● Problem to work on: Lines containing the string "NHANES" are to be counted; report the total by itself.

● Input material:
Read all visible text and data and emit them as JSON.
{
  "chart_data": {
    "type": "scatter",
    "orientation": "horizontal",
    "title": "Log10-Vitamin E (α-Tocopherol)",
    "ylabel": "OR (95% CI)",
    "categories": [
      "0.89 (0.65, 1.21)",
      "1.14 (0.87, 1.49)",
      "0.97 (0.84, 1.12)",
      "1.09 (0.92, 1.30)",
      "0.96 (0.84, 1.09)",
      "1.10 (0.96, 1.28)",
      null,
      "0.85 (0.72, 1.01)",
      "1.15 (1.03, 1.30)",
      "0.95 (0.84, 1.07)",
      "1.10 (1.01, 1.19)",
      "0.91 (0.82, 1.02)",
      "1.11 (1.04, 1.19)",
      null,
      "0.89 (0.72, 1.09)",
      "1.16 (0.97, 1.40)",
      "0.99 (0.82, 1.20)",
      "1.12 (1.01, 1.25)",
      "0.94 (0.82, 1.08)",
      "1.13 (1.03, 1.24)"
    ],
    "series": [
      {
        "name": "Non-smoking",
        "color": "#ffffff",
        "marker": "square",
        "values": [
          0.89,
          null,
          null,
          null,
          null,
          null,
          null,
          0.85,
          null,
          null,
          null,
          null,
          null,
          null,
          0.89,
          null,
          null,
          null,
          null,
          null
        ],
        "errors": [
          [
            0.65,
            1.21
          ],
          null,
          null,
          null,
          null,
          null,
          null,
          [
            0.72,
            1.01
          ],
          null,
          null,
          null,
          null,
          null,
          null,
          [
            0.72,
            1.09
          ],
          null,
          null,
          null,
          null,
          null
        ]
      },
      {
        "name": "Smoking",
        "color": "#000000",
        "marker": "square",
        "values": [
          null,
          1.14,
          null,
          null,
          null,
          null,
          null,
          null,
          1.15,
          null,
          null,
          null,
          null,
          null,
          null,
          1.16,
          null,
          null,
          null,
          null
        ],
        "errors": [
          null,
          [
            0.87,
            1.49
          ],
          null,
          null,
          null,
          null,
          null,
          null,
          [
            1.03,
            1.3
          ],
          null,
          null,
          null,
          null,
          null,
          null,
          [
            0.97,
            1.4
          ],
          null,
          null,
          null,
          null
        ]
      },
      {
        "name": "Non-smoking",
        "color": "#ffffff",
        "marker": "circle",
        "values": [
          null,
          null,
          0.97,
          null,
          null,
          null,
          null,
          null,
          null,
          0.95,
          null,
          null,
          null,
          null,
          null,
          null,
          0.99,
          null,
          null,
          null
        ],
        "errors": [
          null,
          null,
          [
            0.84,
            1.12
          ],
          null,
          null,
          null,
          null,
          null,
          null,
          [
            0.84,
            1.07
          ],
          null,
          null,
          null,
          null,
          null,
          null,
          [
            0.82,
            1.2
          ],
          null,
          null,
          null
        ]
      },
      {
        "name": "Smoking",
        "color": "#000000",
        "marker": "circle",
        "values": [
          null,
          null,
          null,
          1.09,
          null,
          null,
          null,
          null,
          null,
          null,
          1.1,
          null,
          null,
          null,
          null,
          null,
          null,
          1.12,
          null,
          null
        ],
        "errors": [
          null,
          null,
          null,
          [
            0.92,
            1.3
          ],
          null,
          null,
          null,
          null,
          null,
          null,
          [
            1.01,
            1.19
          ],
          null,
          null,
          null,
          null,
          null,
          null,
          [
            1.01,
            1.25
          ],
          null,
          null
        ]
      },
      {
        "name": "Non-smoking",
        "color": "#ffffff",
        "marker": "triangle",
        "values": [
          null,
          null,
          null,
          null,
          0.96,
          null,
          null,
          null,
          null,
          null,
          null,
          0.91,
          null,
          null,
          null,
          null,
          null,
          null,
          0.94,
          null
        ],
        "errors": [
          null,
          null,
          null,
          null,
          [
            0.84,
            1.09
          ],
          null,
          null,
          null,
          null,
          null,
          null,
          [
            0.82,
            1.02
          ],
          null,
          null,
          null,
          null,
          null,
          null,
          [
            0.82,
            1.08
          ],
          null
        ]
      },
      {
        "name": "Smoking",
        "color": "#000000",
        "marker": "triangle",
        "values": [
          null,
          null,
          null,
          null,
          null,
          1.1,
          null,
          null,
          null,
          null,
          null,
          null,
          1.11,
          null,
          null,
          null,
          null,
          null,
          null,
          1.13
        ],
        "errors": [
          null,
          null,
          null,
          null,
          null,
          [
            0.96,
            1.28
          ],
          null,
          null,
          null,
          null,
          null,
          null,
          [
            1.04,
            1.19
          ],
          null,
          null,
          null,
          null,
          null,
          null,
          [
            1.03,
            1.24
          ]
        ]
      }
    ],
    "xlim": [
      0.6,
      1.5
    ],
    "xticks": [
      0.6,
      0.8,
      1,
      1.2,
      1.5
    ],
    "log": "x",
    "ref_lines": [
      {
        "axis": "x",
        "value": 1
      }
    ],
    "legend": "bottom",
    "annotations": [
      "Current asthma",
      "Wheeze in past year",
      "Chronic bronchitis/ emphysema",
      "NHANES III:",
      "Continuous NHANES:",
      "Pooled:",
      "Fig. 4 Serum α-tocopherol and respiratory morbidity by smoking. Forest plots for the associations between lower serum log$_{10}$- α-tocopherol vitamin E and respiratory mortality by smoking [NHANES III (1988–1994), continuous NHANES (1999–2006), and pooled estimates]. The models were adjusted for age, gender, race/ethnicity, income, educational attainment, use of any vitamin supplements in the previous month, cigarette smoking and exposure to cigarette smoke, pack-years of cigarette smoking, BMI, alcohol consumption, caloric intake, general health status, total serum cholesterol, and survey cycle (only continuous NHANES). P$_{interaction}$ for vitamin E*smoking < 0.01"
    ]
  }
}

● The reply: 3